Records start

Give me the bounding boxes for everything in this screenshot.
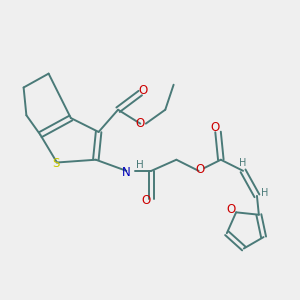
Text: N: N xyxy=(122,166,131,179)
Text: H: H xyxy=(136,160,144,170)
Text: O: O xyxy=(195,163,205,176)
Text: O: O xyxy=(141,194,151,206)
Text: O: O xyxy=(226,203,236,216)
Text: O: O xyxy=(211,121,220,134)
Text: O: O xyxy=(138,84,148,97)
Text: S: S xyxy=(53,157,60,169)
Text: H: H xyxy=(239,158,247,168)
Text: O: O xyxy=(136,117,145,130)
Text: H: H xyxy=(261,188,268,198)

Records end

▸ **Task objective**:
Format each line of the records above as a string in a JSON list, skipping blank lines and leaving out the pictures.

▸ **Solution to the problem**:
[
  "Give me the bounding boxes for everything in this screenshot.",
  "Text: N: N xyxy=(122,166,131,179)",
  "Text: H: H xyxy=(136,160,144,170)",
  "Text: O: O xyxy=(195,163,205,176)",
  "Text: O: O xyxy=(141,194,151,206)",
  "Text: O: O xyxy=(226,203,236,216)",
  "Text: O: O xyxy=(211,121,220,134)",
  "Text: O: O xyxy=(138,84,148,97)",
  "Text: S: S xyxy=(53,157,60,169)",
  "Text: H: H xyxy=(239,158,247,168)",
  "Text: O: O xyxy=(136,117,145,130)",
  "Text: H: H xyxy=(261,188,268,198)"
]